Write out every record in full, exactly as written, please.

____

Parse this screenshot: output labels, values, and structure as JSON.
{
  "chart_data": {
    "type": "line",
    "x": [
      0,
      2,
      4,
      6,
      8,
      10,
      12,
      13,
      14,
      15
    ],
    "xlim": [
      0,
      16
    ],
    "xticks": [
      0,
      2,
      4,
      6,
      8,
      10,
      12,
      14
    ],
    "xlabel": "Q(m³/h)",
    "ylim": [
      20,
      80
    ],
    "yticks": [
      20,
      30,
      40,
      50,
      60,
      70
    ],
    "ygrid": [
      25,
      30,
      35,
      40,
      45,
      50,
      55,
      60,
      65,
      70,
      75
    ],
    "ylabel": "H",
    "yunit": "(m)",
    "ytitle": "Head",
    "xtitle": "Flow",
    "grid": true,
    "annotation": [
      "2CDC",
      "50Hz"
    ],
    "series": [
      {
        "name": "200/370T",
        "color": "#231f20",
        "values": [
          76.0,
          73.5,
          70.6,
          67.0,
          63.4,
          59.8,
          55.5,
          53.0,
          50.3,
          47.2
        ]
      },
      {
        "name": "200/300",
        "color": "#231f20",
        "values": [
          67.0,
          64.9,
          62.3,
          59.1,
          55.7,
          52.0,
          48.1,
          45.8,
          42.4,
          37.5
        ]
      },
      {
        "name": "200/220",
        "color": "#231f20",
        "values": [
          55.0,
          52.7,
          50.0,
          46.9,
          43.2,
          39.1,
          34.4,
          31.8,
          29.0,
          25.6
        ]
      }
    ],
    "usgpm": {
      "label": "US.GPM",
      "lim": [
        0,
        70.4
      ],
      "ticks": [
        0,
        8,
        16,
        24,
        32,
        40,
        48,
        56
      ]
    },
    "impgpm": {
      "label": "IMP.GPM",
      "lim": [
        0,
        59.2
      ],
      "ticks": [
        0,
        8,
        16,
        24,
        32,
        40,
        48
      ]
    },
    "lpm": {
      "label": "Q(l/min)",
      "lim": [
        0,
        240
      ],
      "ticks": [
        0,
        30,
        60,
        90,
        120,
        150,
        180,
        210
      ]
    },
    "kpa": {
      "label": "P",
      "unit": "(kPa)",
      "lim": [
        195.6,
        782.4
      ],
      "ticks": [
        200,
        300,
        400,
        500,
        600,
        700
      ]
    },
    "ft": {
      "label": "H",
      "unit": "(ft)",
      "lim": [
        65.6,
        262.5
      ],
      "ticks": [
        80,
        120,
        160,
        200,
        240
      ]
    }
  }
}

____

• **SOLUTION TO THE EXERCISE**:
Parse this screenshot: output labels, values, and structure as JSON.
{
  "chart_data": {
    "type": "line",
    "x": [
      0,
      2,
      4,
      6,
      8,
      10,
      12,
      13,
      14,
      15
    ],
    "xlim": [
      0,
      16
    ],
    "xticks": [
      0,
      2,
      4,
      6,
      8,
      10,
      12,
      14
    ],
    "xlabel": "Q(m³/h)",
    "ylim": [
      20,
      80
    ],
    "yticks": [
      20,
      30,
      40,
      50,
      60,
      70
    ],
    "ygrid": [
      25,
      30,
      35,
      40,
      45,
      50,
      55,
      60,
      65,
      70,
      75
    ],
    "ylabel": "H",
    "yunit": "(m)",
    "ytitle": "Head",
    "xtitle": "Flow",
    "grid": true,
    "annotation": [
      "2CDC",
      "50Hz"
    ],
    "series": [
      {
        "name": "200/370T",
        "color": "#231f20",
        "values": [
          76.0,
          73.5,
          70.6,
          67.0,
          63.4,
          59.8,
          55.5,
          53.0,
          50.3,
          47.2
        ]
      },
      {
        "name": "200/300",
        "color": "#231f20",
        "values": [
          67.0,
          64.9,
          62.3,
          59.1,
          55.7,
          52.0,
          48.1,
          45.8,
          42.4,
          37.5
        ]
      },
      {
        "name": "200/220",
        "color": "#231f20",
        "values": [
          55.0,
          52.7,
          50.0,
          46.9,
          43.2,
          39.1,
          34.4,
          31.8,
          29.0,
          25.6
        ]
      }
    ],
    "usgpm": {
      "label": "US.GPM",
      "lim": [
        0,
        70.4
      ],
      "ticks": [
        0,
        8,
        16,
        24,
        32,
        40,
        48,
        56
      ]
    },
    "impgpm": {
      "label": "IMP.GPM",
      "lim": [
        0,
        59.2
      ],
      "ticks": [
        0,
        8,
        16,
        24,
        32,
        40,
        48
      ]
    },
    "lpm": {
      "label": "Q(l/min)",
      "lim": [
        0,
        240
      ],
      "ticks": [
        0,
        30,
        60,
        90,
        120,
        150,
        180,
        210
      ]
    },
    "kpa": {
      "label": "P",
      "unit": "(kPa)",
      "lim": [
        195.6,
        782.4
      ],
      "ticks": [
        200,
        300,
        400,
        500,
        600,
        700
      ]
    },
    "ft": {
      "label": "H",
      "unit": "(ft)",
      "lim": [
        65.6,
        262.5
      ],
      "ticks": [
        80,
        120,
        160,
        200,
        240
      ]
    }
  }
}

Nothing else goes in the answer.